Data records:
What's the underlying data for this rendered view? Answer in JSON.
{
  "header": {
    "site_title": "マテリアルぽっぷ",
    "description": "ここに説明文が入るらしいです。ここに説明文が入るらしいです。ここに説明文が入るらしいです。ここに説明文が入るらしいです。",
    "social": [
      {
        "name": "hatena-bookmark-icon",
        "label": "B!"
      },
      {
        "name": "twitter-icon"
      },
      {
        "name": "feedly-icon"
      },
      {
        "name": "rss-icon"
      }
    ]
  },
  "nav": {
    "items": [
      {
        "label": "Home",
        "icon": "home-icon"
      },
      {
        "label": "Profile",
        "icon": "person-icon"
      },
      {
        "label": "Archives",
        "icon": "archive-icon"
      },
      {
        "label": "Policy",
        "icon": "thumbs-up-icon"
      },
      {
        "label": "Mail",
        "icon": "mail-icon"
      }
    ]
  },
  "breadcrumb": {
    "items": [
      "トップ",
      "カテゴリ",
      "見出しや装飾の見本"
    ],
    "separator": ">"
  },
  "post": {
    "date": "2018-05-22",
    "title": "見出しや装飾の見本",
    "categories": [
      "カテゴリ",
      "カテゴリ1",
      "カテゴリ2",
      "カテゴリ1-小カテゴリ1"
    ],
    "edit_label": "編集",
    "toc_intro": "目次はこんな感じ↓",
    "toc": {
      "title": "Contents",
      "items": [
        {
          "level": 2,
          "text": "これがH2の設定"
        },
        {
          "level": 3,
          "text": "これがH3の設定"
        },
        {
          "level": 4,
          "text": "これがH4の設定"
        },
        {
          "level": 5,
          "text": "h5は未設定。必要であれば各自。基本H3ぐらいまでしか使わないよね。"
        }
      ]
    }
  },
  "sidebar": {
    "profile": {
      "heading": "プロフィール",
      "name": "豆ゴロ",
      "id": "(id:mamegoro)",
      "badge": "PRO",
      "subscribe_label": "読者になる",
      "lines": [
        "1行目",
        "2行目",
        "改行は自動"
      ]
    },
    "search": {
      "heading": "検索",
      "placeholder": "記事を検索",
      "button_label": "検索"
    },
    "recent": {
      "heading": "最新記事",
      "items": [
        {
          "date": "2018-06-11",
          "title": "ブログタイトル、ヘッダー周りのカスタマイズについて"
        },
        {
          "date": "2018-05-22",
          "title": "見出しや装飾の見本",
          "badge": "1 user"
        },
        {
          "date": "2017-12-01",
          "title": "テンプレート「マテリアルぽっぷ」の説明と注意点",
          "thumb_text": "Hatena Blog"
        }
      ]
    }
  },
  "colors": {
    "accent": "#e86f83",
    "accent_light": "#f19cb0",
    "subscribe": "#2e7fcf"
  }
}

Goal: Your task is to quote the listing above word for word.

Solution to this exercise:
What's the underlying data for this rendered view? Answer in JSON.
{
  "header": {
    "site_title": "マテリアルぽっぷ",
    "description": "ここに説明文が入るらしいです。ここに説明文が入るらしいです。ここに説明文が入るらしいです。ここに説明文が入るらしいです。",
    "social": [
      {
        "name": "hatena-bookmark-icon",
        "label": "B!"
      },
      {
        "name": "twitter-icon"
      },
      {
        "name": "feedly-icon"
      },
      {
        "name": "rss-icon"
      }
    ]
  },
  "nav": {
    "items": [
      {
        "label": "Home",
        "icon": "home-icon"
      },
      {
        "label": "Profile",
        "icon": "person-icon"
      },
      {
        "label": "Archives",
        "icon": "archive-icon"
      },
      {
        "label": "Policy",
        "icon": "thumbs-up-icon"
      },
      {
        "label": "Mail",
        "icon": "mail-icon"
      }
    ]
  },
  "breadcrumb": {
    "items": [
      "トップ",
      "カテゴリ",
      "見出しや装飾の見本"
    ],
    "separator": ">"
  },
  "post": {
    "date": "2018-05-22",
    "title": "見出しや装飾の見本",
    "categories": [
      "カテゴリ",
      "カテゴリ1",
      "カテゴリ2",
      "カテゴリ1-小カテゴリ1"
    ],
    "edit_label": "編集",
    "toc_intro": "目次はこんな感じ↓",
    "toc": {
      "title": "Contents",
      "items": [
        {
          "level": 2,
          "text": "これがH2の設定"
        },
        {
          "level": 3,
          "text": "これがH3の設定"
        },
        {
          "level": 4,
          "text": "これがH4の設定"
        },
        {
          "level": 5,
          "text": "h5は未設定。必要であれば各自。基本H3ぐらいまでしか使わないよね。"
        }
      ]
    }
  },
  "sidebar": {
    "profile": {
      "heading": "プロフィール",
      "name": "豆ゴロ",
      "id": "(id:mamegoro)",
      "badge": "PRO",
      "subscribe_label": "読者になる",
      "lines": [
        "1行目",
        "2行目",
        "改行は自動"
      ]
    },
    "search": {
      "heading": "検索",
      "placeholder": "記事を検索",
      "button_label": "検索"
    },
    "recent": {
      "heading": "最新記事",
      "items": [
        {
          "date": "2018-06-11",
          "title": "ブログタイトル、ヘッダー周りのカスタマイズについて"
        },
        {
          "date": "2018-05-22",
          "title": "見出しや装飾の見本",
          "badge": "1 user"
        },
        {
          "date": "2017-12-01",
          "title": "テンプレート「マテリアルぽっぷ」の説明と注意点",
          "thumb_text": "Hatena Blog"
        }
      ]
    }
  },
  "colors": {
    "accent": "#e86f83",
    "accent_light": "#f19cb0",
    "subscribe": "#2e7fcf"
  }
}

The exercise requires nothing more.